WRITTEN PROBLEM:
Print all of the lines exactly. Any picture among them stays out.

Collected data entries:
___
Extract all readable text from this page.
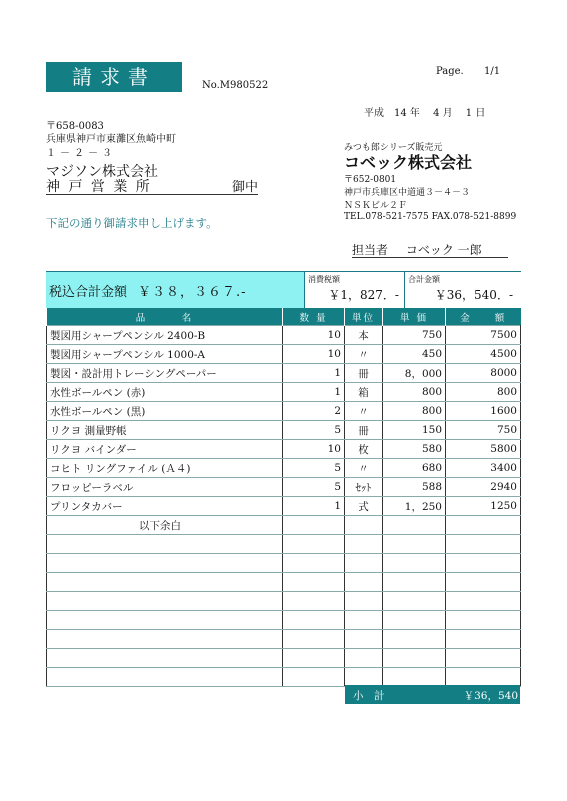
請求書	No.M980522
Page. 1/1
平成　14 年　 4 月　 1 日
〒658-0083
兵庫県神戸市東灘区魚崎中町
１－２－３
マジソン株式会社
神 戸 営 業 所	御中
下記の通り御請求申し上げます。
みつも郎シリーズ販売元
コベック株式会社
〒652-0801
神戸市兵庫区中道通３－４－３
ＮＳＫビル２Ｆ
TEL.078-521-7575 FAX.078-521-8899
担当者 コベック 一郎
税込合計金額 ￥３８，３６７.-
消費税額
￥1，827．-
合計金額
￥36，540．-
品　　　名	数 量	単位	単 価	金　　額
製図用シャープペンシル 2400-B	10	本	750	7500
製図用シャープペンシル 1000-A	10	〃	450	4500
製図・設計用トレーシングペーパー	1	冊	8，000	8000
水性ボールペン (赤)	1	箱	800	800
水性ボールペン (黒)	2	〃	800	1600
リクヨ 測量野帳	5	冊	150	750
リクヨ バインダー	10	枚	580	5800
コヒト リングファイル (Ａ４)	5	〃	680	3400
フロッピーラベル	5	ｾｯﾄ	588	2940
プリンタカバー	1	式	1，250	1250
以下余白				

小　計	￥36，540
___
CORRECT RESPONSE:
Extract all readable text from this page.
請求書	No.M980522
Page. 1/1
平成　14 年　 4 月　 1 日
〒658-0083
兵庫県神戸市東灘区魚崎中町
１－２－３
マジソン株式会社
神 戸 営 業 所	御中
下記の通り御請求申し上げます。
みつも郎シリーズ販売元
コベック株式会社
〒652-0801
神戸市兵庫区中道通３－４－３
ＮＳＫビル２Ｆ
TEL.078-521-7575 FAX.078-521-8899
担当者 コベック 一郎
税込合計金額 ￥３８，３６７.-
消費税額
￥1，827．-
合計金額
￥36，540．-
品　　　名	数 量	単位	単 価	金　　額
製図用シャープペンシル 2400-B	10	本	750	7500
製図用シャープペンシル 1000-A	10	〃	450	4500
製図・設計用トレーシングペーパー	1	冊	8，000	8000
水性ボールペン (赤)	1	箱	800	800
水性ボールペン (黒)	2	〃	800	1600
リクヨ 測量野帳	5	冊	150	750
リクヨ バインダー	10	枚	580	5800
コヒト リングファイル (Ａ４)	5	〃	680	3400
フロッピーラベル	5	ｾｯﾄ	588	2940
プリンタカバー	1	式	1，250	1250
以下余白				

小　計	￥36，540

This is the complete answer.